◆ EXERCISE: Extract each line where the string "TradingView" shows up.

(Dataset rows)
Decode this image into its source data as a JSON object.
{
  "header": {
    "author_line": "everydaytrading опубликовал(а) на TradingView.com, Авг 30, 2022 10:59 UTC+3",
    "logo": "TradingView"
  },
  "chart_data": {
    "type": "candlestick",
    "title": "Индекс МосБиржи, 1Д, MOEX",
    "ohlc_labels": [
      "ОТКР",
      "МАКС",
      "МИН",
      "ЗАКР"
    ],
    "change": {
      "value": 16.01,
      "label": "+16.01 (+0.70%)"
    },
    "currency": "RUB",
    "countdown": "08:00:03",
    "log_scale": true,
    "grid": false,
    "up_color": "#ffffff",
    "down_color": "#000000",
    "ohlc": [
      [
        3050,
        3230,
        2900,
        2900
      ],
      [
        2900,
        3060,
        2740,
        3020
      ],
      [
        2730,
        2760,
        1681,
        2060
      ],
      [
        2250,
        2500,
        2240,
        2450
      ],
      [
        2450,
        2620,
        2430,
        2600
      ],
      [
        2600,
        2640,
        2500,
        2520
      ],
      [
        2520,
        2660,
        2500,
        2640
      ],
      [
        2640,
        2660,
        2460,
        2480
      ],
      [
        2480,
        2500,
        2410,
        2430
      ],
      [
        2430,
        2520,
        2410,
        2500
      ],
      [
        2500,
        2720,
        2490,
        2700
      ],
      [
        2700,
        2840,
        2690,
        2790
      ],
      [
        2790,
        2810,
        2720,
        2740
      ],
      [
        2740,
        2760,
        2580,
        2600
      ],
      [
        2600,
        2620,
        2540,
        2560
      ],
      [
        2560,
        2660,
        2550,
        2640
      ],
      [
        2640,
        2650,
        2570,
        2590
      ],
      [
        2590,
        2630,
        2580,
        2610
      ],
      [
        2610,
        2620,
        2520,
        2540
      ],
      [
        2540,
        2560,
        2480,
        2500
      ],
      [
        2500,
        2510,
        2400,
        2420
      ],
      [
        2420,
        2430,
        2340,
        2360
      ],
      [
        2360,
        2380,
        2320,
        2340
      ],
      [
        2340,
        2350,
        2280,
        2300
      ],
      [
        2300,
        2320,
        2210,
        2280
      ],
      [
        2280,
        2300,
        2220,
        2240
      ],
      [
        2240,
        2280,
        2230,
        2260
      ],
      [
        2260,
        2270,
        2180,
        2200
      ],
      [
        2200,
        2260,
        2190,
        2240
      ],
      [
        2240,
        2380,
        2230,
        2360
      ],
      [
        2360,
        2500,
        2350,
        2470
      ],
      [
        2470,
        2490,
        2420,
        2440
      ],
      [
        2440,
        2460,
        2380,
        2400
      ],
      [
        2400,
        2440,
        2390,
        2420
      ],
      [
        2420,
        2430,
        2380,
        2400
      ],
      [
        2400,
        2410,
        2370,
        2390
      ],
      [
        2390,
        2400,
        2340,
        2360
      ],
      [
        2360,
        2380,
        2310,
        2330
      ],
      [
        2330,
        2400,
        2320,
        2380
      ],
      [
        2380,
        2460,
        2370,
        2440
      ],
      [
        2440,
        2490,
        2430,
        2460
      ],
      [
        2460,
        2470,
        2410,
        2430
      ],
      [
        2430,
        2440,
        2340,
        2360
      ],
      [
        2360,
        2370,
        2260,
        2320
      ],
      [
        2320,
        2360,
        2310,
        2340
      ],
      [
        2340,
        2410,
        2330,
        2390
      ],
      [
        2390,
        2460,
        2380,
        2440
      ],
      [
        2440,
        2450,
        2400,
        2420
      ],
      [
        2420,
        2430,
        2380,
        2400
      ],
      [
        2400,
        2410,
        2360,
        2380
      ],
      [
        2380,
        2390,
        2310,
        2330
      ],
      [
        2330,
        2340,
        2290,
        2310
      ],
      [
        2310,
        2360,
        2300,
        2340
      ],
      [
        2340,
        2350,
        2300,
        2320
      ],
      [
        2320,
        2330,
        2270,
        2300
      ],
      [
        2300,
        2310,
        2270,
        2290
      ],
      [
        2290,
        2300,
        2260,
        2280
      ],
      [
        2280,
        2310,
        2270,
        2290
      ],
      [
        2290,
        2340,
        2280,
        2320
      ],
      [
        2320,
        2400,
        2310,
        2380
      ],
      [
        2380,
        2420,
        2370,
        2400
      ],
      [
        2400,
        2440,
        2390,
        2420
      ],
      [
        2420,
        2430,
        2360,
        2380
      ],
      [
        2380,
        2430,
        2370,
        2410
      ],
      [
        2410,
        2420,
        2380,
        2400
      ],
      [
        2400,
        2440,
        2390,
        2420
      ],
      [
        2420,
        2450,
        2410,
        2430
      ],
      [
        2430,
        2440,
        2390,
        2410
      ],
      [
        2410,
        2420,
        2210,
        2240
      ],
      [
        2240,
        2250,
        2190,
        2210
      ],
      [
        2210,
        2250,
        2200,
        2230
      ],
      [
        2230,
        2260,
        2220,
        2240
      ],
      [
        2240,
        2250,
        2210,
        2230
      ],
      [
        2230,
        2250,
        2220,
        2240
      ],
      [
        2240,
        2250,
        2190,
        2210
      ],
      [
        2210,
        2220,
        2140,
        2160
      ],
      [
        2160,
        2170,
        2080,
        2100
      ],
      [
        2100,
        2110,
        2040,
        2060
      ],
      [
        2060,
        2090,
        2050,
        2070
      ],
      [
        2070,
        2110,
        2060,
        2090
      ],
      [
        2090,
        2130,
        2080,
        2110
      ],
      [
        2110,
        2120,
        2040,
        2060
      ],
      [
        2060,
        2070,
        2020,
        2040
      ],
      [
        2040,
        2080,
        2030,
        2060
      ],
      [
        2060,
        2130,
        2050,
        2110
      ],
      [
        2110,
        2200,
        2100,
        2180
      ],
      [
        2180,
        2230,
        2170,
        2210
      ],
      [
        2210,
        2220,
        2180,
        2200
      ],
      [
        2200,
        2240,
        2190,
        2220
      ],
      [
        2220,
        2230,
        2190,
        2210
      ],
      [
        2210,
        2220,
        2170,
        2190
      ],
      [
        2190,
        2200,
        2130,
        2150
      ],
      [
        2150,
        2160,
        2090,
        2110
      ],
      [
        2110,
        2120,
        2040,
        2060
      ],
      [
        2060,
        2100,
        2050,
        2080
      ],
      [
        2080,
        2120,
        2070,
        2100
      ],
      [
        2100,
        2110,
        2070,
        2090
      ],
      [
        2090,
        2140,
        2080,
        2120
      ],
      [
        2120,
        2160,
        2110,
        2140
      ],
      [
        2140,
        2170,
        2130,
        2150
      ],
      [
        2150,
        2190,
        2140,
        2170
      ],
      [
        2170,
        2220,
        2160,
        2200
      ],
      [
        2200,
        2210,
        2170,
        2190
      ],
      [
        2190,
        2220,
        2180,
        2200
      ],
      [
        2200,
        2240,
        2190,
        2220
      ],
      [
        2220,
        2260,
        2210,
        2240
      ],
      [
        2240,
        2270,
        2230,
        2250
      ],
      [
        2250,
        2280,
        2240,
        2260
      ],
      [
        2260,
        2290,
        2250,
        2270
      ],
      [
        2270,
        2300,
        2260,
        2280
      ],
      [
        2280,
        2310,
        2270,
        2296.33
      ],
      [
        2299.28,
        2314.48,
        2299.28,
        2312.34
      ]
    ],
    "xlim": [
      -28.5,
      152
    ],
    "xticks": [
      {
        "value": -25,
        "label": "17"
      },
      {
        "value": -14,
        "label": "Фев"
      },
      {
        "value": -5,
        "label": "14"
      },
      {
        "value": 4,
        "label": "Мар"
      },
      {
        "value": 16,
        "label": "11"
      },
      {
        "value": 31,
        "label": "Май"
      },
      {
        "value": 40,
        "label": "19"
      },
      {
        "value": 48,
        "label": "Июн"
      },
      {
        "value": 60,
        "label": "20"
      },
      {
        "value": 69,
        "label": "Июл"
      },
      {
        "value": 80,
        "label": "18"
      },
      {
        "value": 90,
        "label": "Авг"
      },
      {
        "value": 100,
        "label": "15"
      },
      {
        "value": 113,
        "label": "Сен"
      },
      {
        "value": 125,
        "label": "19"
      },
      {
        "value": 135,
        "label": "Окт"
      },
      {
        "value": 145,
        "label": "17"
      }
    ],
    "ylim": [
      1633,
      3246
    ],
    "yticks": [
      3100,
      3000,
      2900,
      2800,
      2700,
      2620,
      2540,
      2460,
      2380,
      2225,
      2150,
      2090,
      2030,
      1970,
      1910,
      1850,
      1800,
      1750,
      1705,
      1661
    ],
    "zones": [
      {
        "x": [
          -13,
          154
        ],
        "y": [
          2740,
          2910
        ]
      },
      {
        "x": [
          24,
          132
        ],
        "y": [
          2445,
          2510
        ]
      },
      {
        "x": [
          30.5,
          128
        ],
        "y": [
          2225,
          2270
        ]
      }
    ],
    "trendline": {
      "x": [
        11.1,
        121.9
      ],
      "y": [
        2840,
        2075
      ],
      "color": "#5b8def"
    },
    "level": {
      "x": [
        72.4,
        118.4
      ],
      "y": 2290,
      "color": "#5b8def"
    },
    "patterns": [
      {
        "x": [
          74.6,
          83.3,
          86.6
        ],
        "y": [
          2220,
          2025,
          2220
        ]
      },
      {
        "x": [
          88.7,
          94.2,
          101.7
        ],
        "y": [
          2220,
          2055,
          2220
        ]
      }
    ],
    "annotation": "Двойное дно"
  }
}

◆ FINISHED EXERCISE:
    "author_line": "everydaytrading опубликовал(а) на TradingView.com, Авг 30, 2022 10:59 UTC+3",
    "logo": "TradingView"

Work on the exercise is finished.